* [REQUIREMENTS]: Transcribe every record that appears below, exactly and in full.

◆ ◆ ◆

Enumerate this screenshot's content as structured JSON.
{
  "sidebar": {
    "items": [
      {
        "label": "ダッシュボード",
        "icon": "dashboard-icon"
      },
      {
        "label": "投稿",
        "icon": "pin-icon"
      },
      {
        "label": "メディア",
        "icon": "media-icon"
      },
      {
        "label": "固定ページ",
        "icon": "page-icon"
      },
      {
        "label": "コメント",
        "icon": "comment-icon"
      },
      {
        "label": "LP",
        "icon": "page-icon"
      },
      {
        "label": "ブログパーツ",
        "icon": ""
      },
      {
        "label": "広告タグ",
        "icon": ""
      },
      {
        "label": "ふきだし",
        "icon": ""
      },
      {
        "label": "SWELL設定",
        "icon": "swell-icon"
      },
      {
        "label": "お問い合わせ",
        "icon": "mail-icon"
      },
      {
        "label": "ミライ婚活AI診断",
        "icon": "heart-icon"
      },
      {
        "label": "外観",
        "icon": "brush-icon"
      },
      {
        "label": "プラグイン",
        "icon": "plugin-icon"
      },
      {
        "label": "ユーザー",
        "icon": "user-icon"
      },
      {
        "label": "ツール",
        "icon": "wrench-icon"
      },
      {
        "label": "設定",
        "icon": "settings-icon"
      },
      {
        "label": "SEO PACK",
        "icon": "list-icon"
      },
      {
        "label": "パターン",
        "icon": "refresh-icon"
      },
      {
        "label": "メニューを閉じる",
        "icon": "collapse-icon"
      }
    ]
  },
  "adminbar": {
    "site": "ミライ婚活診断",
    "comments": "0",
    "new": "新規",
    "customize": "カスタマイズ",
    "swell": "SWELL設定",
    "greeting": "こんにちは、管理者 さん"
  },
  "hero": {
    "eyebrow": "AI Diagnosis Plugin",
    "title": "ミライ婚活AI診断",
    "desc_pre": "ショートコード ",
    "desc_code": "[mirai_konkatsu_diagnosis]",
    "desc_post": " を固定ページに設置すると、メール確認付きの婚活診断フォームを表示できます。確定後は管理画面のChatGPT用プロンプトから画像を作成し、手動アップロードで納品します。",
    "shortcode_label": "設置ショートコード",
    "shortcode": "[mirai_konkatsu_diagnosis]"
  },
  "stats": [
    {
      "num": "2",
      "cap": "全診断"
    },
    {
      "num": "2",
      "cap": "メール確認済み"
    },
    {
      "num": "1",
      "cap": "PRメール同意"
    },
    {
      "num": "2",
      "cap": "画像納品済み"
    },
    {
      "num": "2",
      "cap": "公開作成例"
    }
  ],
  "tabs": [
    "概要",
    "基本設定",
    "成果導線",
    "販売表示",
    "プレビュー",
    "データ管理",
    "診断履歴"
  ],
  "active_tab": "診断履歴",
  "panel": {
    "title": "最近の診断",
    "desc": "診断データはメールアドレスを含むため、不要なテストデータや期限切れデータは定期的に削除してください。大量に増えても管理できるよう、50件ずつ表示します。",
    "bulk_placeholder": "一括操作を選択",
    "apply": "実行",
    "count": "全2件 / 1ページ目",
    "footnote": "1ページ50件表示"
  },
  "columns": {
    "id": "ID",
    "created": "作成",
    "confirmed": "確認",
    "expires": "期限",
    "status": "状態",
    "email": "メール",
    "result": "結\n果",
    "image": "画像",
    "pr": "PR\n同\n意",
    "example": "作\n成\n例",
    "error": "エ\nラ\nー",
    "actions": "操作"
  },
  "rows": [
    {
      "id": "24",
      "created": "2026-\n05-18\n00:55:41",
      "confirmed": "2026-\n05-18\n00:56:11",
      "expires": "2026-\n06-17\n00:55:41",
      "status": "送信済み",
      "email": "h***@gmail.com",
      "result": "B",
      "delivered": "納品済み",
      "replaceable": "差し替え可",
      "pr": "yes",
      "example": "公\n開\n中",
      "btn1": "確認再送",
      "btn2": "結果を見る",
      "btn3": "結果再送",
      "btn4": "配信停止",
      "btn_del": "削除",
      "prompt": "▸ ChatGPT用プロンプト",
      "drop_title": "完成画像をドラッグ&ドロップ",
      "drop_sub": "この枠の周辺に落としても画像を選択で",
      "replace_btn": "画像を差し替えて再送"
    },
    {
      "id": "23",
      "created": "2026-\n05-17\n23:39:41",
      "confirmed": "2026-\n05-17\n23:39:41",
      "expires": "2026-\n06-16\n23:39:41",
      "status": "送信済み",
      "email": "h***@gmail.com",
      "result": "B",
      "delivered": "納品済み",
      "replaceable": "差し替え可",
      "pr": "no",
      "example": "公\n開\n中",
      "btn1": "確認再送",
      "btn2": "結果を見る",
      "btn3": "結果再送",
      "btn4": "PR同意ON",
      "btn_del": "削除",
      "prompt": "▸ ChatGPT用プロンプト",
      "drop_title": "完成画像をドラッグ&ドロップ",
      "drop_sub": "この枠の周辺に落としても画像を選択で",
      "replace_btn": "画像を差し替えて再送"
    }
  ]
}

◆ ◆ ◆

* [SOLUTION BELOW]:
Enumerate this screenshot's content as structured JSON.
{
  "sidebar": {
    "items": [
      {
        "label": "ダッシュボード",
        "icon": "dashboard-icon"
      },
      {
        "label": "投稿",
        "icon": "pin-icon"
      },
      {
        "label": "メディア",
        "icon": "media-icon"
      },
      {
        "label": "固定ページ",
        "icon": "page-icon"
      },
      {
        "label": "コメント",
        "icon": "comment-icon"
      },
      {
        "label": "LP",
        "icon": "page-icon"
      },
      {
        "label": "ブログパーツ",
        "icon": ""
      },
      {
        "label": "広告タグ",
        "icon": ""
      },
      {
        "label": "ふきだし",
        "icon": ""
      },
      {
        "label": "SWELL設定",
        "icon": "swell-icon"
      },
      {
        "label": "お問い合わせ",
        "icon": "mail-icon"
      },
      {
        "label": "ミライ婚活AI診断",
        "icon": "heart-icon"
      },
      {
        "label": "外観",
        "icon": "brush-icon"
      },
      {
        "label": "プラグイン",
        "icon": "plugin-icon"
      },
      {
        "label": "ユーザー",
        "icon": "user-icon"
      },
      {
        "label": "ツール",
        "icon": "wrench-icon"
      },
      {
        "label": "設定",
        "icon": "settings-icon"
      },
      {
        "label": "SEO PACK",
        "icon": "list-icon"
      },
      {
        "label": "パターン",
        "icon": "refresh-icon"
      },
      {
        "label": "メニューを閉じる",
        "icon": "collapse-icon"
      }
    ]
  },
  "adminbar": {
    "site": "ミライ婚活診断",
    "comments": "0",
    "new": "新規",
    "customize": "カスタマイズ",
    "swell": "SWELL設定",
    "greeting": "こんにちは、管理者 さん"
  },
  "hero": {
    "eyebrow": "AI Diagnosis Plugin",
    "title": "ミライ婚活AI診断",
    "desc_pre": "ショートコード ",
    "desc_code": "[mirai_konkatsu_diagnosis]",
    "desc_post": " を固定ページに設置すると、メール確認付きの婚活診断フォームを表示できます。確定後は管理画面のChatGPT用プロンプトから画像を作成し、手動アップロードで納品します。",
    "shortcode_label": "設置ショートコード",
    "shortcode": "[mirai_konkatsu_diagnosis]"
  },
  "stats": [
    {
      "num": "2",
      "cap": "全診断"
    },
    {
      "num": "2",
      "cap": "メール確認済み"
    },
    {
      "num": "1",
      "cap": "PRメール同意"
    },
    {
      "num": "2",
      "cap": "画像納品済み"
    },
    {
      "num": "2",
      "cap": "公開作成例"
    }
  ],
  "tabs": [
    "概要",
    "基本設定",
    "成果導線",
    "販売表示",
    "プレビュー",
    "データ管理",
    "診断履歴"
  ],
  "active_tab": "診断履歴",
  "panel": {
    "title": "最近の診断",
    "desc": "診断データはメールアドレスを含むため、不要なテストデータや期限切れデータは定期的に削除してください。大量に増えても管理できるよう、50件ずつ表示します。",
    "bulk_placeholder": "一括操作を選択",
    "apply": "実行",
    "count": "全2件 / 1ページ目",
    "footnote": "1ページ50件表示"
  },
  "columns": {
    "id": "ID",
    "created": "作成",
    "confirmed": "確認",
    "expires": "期限",
    "status": "状態",
    "email": "メール",
    "result": "結\n果",
    "image": "画像",
    "pr": "PR\n同\n意",
    "example": "作\n成\n例",
    "error": "エ\nラ\nー",
    "actions": "操作"
  },
  "rows": [
    {
      "id": "24",
      "created": "2026-\n05-18\n00:55:41",
      "confirmed": "2026-\n05-18\n00:56:11",
      "expires": "2026-\n06-17\n00:55:41",
      "status": "送信済み",
      "email": "h***@gmail.com",
      "result": "B",
      "delivered": "納品済み",
      "replaceable": "差し替え可",
      "pr": "yes",
      "example": "公\n開\n中",
      "btn1": "確認再送",
      "btn2": "結果を見る",
      "btn3": "結果再送",
      "btn4": "配信停止",
      "btn_del": "削除",
      "prompt": "▸ ChatGPT用プロンプト",
      "drop_title": "完成画像をドラッグ&ドロップ",
      "drop_sub": "この枠の周辺に落としても画像を選択で",
      "replace_btn": "画像を差し替えて再送"
    },
    {
      "id": "23",
      "created": "2026-\n05-17\n23:39:41",
      "confirmed": "2026-\n05-17\n23:39:41",
      "expires": "2026-\n06-16\n23:39:41",
      "status": "送信済み",
      "email": "h***@gmail.com",
      "result": "B",
      "delivered": "納品済み",
      "replaceable": "差し替え可",
      "pr": "no",
      "example": "公\n開\n中",
      "btn1": "確認再送",
      "btn2": "結果を見る",
      "btn3": "結果再送",
      "btn4": "PR同意ON",
      "btn_del": "削除",
      "prompt": "▸ ChatGPT用プロンプト",
      "drop_title": "完成画像をドラッグ&ドロップ",
      "drop_sub": "この枠の周辺に落としても画像を選択で",
      "replace_btn": "画像を差し替えて再送"
    }
  ]
}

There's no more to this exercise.